Stored records
■ ■ ■ ■

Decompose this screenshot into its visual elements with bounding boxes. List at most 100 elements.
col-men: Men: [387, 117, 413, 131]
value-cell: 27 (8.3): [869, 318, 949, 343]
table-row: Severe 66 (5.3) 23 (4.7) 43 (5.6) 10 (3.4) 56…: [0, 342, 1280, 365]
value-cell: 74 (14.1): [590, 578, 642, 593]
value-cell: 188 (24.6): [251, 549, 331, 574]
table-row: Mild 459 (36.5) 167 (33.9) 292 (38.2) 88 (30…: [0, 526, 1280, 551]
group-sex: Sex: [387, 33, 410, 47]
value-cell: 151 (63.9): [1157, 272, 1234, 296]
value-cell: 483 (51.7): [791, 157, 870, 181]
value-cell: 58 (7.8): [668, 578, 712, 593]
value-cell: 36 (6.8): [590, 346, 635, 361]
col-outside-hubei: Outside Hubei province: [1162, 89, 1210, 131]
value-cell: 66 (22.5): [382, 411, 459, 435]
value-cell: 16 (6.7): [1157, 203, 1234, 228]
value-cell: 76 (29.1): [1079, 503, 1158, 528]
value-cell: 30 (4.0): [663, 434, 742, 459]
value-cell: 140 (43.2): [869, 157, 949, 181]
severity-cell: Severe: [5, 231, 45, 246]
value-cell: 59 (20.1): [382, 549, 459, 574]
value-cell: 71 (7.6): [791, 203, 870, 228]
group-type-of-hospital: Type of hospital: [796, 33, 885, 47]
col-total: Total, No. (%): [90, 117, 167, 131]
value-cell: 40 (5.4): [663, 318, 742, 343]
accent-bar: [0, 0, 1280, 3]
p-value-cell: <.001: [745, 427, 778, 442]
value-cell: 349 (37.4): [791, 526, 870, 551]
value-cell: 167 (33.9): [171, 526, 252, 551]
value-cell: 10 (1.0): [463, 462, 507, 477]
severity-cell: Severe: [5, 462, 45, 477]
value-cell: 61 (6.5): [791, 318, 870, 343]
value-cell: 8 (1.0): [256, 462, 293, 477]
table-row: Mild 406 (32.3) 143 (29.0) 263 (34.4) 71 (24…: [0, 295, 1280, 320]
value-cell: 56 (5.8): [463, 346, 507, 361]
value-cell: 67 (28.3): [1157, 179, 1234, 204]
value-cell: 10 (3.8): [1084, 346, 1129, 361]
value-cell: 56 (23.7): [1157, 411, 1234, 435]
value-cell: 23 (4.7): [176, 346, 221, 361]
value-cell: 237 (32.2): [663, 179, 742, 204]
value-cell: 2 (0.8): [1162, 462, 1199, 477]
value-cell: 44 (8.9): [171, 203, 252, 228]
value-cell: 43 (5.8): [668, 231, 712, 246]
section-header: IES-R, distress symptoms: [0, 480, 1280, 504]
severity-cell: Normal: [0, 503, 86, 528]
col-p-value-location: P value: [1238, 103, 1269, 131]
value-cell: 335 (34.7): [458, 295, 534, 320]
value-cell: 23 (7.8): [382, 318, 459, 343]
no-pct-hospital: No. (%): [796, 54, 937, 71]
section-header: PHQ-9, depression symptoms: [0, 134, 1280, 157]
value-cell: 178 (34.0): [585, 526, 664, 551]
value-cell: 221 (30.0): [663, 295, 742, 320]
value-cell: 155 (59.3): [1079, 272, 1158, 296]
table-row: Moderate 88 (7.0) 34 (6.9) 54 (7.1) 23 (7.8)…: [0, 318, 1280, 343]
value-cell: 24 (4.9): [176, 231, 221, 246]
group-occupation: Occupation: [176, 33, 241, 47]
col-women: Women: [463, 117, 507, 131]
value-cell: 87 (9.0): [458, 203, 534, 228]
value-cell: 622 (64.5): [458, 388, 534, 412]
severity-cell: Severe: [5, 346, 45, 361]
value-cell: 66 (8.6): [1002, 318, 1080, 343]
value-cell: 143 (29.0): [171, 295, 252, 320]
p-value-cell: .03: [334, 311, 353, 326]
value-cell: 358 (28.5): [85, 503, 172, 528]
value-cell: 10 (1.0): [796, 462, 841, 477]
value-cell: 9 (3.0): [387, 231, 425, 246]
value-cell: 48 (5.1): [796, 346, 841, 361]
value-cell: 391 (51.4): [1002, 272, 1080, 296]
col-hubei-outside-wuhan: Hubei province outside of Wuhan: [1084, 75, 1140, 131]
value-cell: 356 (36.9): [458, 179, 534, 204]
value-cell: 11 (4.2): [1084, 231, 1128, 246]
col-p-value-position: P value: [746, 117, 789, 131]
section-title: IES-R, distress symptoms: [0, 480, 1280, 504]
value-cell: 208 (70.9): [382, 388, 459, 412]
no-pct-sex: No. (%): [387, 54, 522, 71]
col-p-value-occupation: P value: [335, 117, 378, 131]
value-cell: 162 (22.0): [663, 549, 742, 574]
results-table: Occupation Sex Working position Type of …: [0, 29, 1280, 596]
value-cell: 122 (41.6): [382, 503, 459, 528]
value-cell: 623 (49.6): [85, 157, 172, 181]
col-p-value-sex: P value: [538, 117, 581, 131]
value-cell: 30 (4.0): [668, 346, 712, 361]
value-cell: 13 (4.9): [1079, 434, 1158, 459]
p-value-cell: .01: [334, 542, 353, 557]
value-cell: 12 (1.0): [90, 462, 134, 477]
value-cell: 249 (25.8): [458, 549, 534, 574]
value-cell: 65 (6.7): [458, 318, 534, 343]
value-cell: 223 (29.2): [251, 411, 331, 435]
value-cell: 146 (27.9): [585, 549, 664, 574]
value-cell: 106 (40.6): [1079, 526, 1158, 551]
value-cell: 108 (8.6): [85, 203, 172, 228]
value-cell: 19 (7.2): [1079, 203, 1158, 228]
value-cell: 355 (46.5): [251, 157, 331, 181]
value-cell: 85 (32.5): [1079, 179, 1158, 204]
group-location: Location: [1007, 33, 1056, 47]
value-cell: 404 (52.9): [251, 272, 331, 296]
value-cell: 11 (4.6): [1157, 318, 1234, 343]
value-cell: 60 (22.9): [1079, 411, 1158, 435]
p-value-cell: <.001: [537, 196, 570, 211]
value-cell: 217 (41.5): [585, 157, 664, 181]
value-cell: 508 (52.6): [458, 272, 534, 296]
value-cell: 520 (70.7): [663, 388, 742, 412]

■ ■ ■ ■

= SET PROBLEM =
Which lines in the data above contain the word "symptoms"? Extract every one of them.

= CORRECT RESPONSE =
section-header: IES-R, distress symptoms: [0, 480, 1280, 504]
section-header: PHQ-9, depression symptoms: [0, 134, 1280, 157]
section-title: IES-R, distress symptoms: [0, 480, 1280, 504]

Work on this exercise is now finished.